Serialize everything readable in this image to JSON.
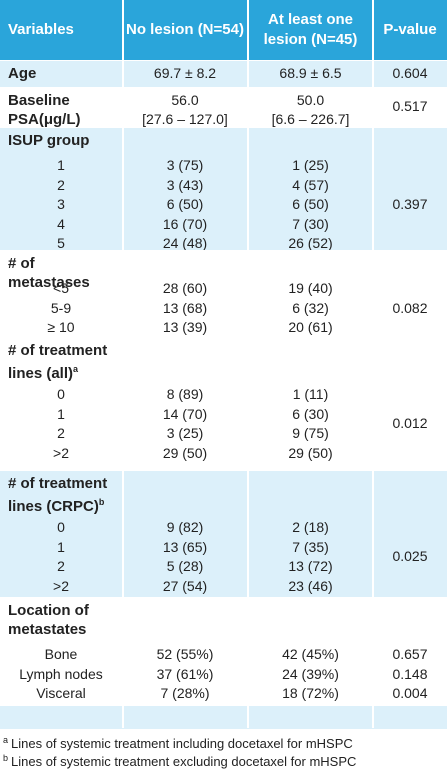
{
  "table": {
    "header": [
      "Variables",
      "No lesion (N=54)",
      "At least one lesion  (N=45)",
      "P-value"
    ],
    "sections": [
      {
        "label": "Age",
        "no": [
          "69.7 ± 8.2"
        ],
        "yes": [
          "68.9 ± 6.5"
        ],
        "p_value": "0.604"
      },
      {
        "label": "Baseline PSA(μg/L)",
        "no": [
          "56.0",
          "[27.6 – 127.0]"
        ],
        "yes": [
          "50.0",
          "[6.6 – 226.7]"
        ],
        "p_value": "0.517"
      },
      {
        "label": "ISUP group",
        "p_value": "0.397",
        "items": [
          {
            "label": "1",
            "no": "3 (75)",
            "yes": "1 (25)"
          },
          {
            "label": "2",
            "no": "3 (43)",
            "yes": "4 (57)"
          },
          {
            "label": "3",
            "no": "6 (50)",
            "yes": "6 (50)"
          },
          {
            "label": "4",
            "no": "16 (70)",
            "yes": "7 (30)"
          },
          {
            "label": "5",
            "no": "24 (48)",
            "yes": "26 (52)"
          }
        ]
      },
      {
        "label": "# of metastases",
        "p_value": "0.082",
        "items": [
          {
            "label": "<5",
            "no": "28 (60)",
            "yes": "19 (40)"
          },
          {
            "label": "5-9",
            "no": "13 (68)",
            "yes": "6 (32)"
          },
          {
            "label": "≥ 10",
            "no": "13 (39)",
            "yes": "20 (61)"
          }
        ]
      },
      {
        "label": "# of treatment lines (all)",
        "label_sup": "a",
        "p_value": "0.012",
        "items": [
          {
            "label": "0",
            "no": "8 (89)",
            "yes": "1 (11)"
          },
          {
            "label": "1",
            "no": "14 (70)",
            "yes": "6 (30)"
          },
          {
            "label": "2",
            "no": "3 (25)",
            "yes": "9 (75)"
          },
          {
            "label": ">2",
            "no": "29 (50)",
            "yes": "29 (50)"
          }
        ]
      },
      {
        "label": "# of treatment lines (CRPC)",
        "label_sup": "b",
        "p_value": "0.025",
        "items": [
          {
            "label": "0",
            "no": "9 (82)",
            "yes": "2 (18)"
          },
          {
            "label": "1",
            "no": "13 (65)",
            "yes": "7 (35)"
          },
          {
            "label": "2",
            "no": "5 (28)",
            "yes": "13 (72)"
          },
          {
            "label": ">2",
            "no": "27 (54)",
            "yes": "23 (46)"
          }
        ]
      },
      {
        "label": "Location of metastates",
        "items": [
          {
            "label": "Bone",
            "no": "52 (55%)",
            "yes": "42 (45%)",
            "p_value": "0.657"
          },
          {
            "label": "Lymph nodes",
            "no": "37 (61%)",
            "yes": "24 (39%)",
            "p_value": "0.148"
          },
          {
            "label": "Visceral",
            "no": "7 (28%)",
            "yes": "18 (72%)",
            "p_value": "0.004"
          }
        ]
      }
    ],
    "footnotes": [
      {
        "mark": "a",
        "text": "Lines of systemic treatment including docetaxel for mHSPC"
      },
      {
        "mark": "b",
        "text": "Lines of systemic treatment excluding docetaxel for mHSPC"
      }
    ]
  }
}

▸ **WHAT YOU ARE ASKED TO DO**
Extract every line containing the string "lesion" from the material.

▸ **SOLUTION**
      "No lesion (N=54)",
      "At least one lesion  (N=45)",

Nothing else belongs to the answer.